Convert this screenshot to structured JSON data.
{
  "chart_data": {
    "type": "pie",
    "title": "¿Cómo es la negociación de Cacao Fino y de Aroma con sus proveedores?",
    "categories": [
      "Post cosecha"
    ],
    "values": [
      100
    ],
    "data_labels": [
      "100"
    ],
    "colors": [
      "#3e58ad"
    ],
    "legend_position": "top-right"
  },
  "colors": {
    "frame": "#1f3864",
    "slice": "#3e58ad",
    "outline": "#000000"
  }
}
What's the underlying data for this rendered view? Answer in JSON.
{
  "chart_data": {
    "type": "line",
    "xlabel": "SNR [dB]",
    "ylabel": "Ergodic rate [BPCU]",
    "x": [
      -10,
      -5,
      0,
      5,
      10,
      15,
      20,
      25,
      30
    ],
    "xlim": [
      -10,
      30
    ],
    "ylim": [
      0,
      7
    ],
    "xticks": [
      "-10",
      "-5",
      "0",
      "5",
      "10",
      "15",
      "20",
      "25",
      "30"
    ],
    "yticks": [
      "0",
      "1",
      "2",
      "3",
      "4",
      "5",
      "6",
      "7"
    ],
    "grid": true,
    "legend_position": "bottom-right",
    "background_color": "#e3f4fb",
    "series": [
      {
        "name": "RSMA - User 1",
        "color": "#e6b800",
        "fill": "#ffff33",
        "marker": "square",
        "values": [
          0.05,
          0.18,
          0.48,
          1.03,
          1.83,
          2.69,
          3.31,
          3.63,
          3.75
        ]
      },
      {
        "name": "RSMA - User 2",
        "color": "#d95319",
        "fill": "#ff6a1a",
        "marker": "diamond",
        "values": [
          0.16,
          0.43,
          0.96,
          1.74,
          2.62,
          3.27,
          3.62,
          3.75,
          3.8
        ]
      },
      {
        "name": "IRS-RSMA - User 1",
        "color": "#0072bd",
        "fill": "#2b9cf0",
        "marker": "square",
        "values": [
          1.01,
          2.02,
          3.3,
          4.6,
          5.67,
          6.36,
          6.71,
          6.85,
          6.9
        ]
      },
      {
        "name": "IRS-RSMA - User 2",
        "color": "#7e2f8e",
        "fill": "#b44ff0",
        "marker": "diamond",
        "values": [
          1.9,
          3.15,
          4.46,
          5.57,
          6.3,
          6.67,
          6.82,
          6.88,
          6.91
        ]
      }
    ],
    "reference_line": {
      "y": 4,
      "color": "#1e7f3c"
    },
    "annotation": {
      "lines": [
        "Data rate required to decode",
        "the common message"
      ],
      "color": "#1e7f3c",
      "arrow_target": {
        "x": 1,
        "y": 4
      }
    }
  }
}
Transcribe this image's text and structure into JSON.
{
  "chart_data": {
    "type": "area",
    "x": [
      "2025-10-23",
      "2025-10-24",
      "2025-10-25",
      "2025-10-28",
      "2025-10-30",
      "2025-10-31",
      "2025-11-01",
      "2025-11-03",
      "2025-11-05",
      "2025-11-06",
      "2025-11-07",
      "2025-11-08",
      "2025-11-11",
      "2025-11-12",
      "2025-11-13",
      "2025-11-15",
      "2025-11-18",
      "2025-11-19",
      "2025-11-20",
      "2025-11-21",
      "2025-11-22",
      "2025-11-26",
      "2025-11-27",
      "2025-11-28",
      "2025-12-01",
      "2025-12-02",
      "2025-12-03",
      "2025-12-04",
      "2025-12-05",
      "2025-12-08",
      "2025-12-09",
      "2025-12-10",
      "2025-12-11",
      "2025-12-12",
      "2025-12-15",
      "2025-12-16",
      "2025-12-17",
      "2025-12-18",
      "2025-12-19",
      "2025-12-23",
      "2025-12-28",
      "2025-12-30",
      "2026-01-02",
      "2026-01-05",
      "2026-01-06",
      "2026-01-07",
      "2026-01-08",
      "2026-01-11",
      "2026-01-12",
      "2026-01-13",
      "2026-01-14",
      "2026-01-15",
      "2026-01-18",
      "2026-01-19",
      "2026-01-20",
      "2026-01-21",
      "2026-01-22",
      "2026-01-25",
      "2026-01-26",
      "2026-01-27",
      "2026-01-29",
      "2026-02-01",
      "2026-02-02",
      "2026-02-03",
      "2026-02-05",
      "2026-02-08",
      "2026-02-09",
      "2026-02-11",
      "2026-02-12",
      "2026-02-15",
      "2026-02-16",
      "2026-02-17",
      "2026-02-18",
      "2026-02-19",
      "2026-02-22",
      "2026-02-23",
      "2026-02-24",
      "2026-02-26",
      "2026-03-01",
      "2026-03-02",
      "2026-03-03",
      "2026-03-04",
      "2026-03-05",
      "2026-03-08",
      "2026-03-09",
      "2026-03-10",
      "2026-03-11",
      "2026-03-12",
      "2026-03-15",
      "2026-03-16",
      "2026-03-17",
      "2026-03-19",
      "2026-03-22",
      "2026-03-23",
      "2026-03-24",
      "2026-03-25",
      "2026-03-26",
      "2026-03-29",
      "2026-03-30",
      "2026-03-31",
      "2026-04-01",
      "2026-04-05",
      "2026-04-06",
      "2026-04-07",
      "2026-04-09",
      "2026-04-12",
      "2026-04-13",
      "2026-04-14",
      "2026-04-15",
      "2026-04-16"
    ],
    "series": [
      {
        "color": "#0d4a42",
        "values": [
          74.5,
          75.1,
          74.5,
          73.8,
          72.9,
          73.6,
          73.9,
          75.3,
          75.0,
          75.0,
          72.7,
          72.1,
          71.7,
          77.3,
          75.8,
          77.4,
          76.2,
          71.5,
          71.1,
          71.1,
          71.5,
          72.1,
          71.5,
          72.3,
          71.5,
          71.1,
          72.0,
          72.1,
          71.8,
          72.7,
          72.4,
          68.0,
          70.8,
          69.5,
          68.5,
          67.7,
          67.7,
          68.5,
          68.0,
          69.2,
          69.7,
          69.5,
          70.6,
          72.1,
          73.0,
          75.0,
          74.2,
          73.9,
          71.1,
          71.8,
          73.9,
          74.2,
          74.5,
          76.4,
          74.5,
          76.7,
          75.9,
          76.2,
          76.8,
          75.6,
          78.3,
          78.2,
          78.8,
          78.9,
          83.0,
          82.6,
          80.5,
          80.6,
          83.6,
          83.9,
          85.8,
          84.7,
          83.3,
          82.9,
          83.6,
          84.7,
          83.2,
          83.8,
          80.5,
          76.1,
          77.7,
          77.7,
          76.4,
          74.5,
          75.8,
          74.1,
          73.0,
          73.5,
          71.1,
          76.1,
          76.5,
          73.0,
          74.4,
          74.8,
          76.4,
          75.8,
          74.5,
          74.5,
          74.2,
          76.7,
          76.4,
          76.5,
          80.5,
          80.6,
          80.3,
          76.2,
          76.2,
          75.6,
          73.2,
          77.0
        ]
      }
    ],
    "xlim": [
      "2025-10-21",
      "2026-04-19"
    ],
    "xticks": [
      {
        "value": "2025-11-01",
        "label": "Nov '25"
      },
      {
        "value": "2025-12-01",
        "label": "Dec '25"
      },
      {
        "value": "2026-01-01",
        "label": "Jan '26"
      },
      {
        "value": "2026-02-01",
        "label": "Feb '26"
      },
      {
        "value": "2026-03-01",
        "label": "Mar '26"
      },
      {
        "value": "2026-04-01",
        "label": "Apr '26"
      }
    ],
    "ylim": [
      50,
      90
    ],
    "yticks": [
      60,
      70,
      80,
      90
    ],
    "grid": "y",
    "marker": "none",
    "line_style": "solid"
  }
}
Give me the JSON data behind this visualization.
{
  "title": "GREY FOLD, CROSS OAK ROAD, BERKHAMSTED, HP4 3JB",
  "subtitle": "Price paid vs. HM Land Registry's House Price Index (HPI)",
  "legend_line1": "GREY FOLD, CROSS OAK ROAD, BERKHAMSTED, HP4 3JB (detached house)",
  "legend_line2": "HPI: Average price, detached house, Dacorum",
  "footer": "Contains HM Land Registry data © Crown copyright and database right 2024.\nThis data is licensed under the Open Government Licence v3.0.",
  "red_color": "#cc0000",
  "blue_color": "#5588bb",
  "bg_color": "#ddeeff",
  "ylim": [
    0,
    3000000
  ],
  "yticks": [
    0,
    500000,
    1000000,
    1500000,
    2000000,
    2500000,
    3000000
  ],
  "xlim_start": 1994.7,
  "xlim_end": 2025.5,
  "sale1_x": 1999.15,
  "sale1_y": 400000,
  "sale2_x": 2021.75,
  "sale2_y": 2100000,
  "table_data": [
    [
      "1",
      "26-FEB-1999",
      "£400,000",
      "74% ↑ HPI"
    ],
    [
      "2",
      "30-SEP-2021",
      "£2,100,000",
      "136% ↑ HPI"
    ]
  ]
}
★ ★ ★ ★ ★ ★ ★
Output an exact copy of the lines beginning at the one that holds "Give me the" and running through the final line of the records.

Give me the JSON data behind this visualization.
{
  "title": "GREY FOLD, CROSS OAK ROAD, BERKHAMSTED, HP4 3JB",
  "subtitle": "Price paid vs. HM Land Registry's House Price Index (HPI)",
  "legend_line1": "GREY FOLD, CROSS OAK ROAD, BERKHAMSTED, HP4 3JB (detached house)",
  "legend_line2": "HPI: Average price, detached house, Dacorum",
  "footer": "Contains HM Land Registry data © Crown copyright and database right 2024.\nThis data is licensed under the Open Government Licence v3.0.",
  "red_color": "#cc0000",
  "blue_color": "#5588bb",
  "bg_color": "#ddeeff",
  "ylim": [
    0,
    3000000
  ],
  "yticks": [
    0,
    500000,
    1000000,
    1500000,
    2000000,
    2500000,
    3000000
  ],
  "xlim_start": 1994.7,
  "xlim_end": 2025.5,
  "sale1_x": 1999.15,
  "sale1_y": 400000,
  "sale2_x": 2021.75,
  "sale2_y": 2100000,
  "table_data": [
    [
      "1",
      "26-FEB-1999",
      "£400,000",
      "74% ↑ HPI"
    ],
    [
      "2",
      "30-SEP-2021",
      "£2,100,000",
      "136% ↑ HPI"
    ]
  ]
}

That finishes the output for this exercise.